> [Supplied material]:

--

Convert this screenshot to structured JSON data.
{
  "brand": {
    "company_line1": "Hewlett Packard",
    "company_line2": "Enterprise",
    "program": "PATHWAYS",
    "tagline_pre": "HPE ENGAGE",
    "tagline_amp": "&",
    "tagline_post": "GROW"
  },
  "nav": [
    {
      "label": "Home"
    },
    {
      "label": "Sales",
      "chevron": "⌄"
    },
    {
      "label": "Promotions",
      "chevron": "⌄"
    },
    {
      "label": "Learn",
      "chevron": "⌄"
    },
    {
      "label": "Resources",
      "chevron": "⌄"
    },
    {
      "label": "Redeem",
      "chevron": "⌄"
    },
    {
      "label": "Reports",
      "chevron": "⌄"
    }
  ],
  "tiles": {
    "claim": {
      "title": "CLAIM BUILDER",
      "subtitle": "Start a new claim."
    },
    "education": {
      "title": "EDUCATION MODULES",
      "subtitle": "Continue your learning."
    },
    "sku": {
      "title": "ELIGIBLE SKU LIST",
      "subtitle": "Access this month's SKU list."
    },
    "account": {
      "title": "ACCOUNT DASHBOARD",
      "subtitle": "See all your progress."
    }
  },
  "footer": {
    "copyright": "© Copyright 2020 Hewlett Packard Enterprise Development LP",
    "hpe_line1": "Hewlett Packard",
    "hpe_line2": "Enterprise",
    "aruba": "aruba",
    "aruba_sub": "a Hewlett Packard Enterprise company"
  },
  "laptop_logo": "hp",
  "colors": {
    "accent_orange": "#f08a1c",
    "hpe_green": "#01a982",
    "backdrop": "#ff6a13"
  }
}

--

> [Task requirements]:
Determine the number of lines in the records that include the string "Packard", and respond with that number only.

> [Solution for this exercise]:
4